[Task goal]
Take each line containing "save" and report it exactly as written.

Records from a data source

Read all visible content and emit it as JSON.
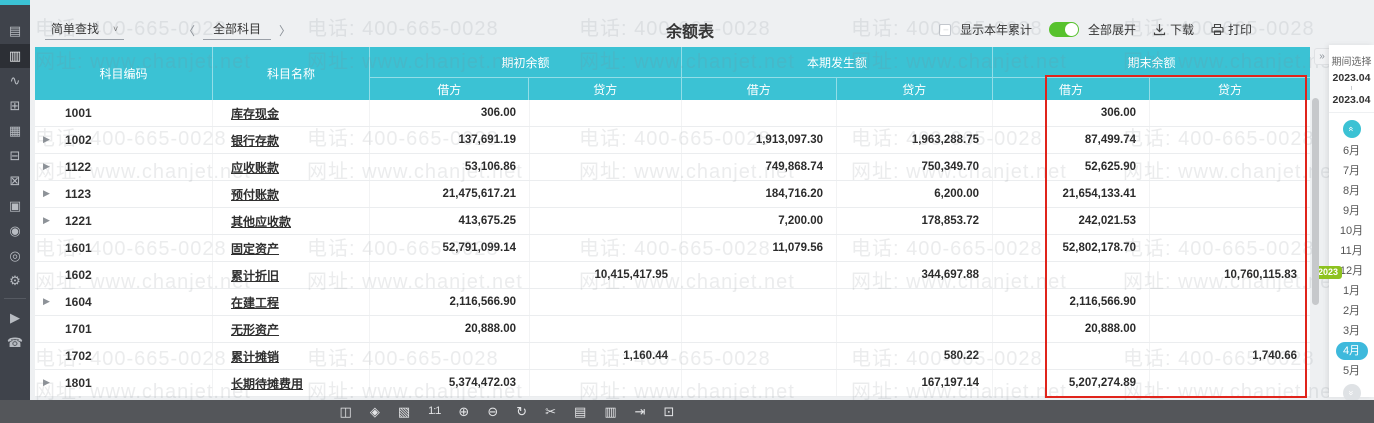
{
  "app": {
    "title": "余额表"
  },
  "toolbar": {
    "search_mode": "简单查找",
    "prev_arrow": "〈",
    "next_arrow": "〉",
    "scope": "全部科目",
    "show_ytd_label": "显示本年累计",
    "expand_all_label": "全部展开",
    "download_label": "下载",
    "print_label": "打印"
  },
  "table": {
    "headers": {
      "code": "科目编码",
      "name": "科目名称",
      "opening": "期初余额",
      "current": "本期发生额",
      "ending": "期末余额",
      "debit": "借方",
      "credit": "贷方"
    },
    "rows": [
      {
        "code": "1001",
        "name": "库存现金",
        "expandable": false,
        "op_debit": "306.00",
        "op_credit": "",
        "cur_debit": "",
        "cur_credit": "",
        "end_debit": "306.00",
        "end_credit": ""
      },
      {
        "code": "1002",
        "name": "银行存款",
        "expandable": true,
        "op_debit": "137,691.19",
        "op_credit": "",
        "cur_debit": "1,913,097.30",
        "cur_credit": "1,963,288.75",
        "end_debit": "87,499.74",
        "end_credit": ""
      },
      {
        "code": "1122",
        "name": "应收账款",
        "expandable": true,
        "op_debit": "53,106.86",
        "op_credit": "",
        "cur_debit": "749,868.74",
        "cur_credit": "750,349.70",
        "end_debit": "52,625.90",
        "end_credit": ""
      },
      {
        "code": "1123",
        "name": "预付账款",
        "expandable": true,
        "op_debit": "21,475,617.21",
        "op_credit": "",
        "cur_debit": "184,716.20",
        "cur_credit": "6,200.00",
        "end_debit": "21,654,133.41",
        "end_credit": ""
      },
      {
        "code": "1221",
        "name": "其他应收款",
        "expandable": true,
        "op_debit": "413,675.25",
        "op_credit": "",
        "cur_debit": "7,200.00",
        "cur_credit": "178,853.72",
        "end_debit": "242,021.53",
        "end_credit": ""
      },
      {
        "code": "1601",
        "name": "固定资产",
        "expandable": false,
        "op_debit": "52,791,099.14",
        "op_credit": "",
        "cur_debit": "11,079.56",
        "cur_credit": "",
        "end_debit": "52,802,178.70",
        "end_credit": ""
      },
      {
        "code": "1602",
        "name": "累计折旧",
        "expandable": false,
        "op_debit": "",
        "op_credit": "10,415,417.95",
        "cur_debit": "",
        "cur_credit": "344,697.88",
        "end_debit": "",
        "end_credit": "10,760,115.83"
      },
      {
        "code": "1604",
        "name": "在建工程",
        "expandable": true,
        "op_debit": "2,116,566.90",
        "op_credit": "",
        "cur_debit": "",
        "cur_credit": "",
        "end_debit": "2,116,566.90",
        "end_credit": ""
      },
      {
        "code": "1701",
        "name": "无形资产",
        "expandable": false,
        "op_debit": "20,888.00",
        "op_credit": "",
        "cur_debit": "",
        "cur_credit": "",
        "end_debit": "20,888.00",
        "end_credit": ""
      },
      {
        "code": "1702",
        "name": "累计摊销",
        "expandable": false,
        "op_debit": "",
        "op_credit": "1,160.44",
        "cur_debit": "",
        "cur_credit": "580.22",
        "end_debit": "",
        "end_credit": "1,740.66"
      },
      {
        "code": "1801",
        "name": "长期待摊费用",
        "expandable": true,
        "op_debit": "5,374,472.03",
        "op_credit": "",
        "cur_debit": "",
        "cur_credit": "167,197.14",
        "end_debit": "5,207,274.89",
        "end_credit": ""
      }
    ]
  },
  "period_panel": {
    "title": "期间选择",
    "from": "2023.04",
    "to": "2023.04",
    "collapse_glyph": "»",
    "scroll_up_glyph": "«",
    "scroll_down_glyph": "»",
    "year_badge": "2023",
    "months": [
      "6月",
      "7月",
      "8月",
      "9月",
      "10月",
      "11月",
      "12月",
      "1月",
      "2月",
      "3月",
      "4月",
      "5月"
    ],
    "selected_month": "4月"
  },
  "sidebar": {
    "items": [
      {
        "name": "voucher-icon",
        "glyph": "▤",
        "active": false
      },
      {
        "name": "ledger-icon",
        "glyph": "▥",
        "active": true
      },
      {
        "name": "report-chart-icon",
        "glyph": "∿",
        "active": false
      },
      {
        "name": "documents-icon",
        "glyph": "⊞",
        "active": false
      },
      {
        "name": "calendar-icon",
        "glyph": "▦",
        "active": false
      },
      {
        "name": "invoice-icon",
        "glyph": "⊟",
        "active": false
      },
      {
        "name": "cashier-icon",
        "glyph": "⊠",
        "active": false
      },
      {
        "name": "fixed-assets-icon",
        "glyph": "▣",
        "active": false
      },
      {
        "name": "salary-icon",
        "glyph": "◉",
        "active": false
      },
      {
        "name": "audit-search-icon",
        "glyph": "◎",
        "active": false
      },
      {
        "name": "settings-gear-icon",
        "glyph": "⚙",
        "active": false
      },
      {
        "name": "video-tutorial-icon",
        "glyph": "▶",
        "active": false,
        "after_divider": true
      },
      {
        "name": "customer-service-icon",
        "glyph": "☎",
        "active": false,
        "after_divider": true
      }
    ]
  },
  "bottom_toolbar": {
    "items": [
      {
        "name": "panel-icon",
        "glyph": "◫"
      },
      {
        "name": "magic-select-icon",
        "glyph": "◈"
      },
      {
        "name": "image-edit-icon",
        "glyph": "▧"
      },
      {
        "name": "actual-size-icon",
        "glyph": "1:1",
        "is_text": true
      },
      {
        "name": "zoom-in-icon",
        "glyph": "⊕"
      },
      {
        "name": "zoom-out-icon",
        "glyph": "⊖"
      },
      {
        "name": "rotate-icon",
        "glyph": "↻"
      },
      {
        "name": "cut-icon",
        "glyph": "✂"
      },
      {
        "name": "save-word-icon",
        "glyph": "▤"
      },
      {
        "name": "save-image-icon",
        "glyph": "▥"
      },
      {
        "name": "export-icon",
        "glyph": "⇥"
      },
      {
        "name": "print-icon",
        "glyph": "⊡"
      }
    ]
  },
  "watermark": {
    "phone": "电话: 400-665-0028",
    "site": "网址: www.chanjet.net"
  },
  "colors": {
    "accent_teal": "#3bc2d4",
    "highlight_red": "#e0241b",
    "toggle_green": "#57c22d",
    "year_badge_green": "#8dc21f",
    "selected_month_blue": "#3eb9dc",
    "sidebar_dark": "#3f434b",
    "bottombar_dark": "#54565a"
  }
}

[Result]
        "name": "save-word-icon",
        "name": "save-image-icon",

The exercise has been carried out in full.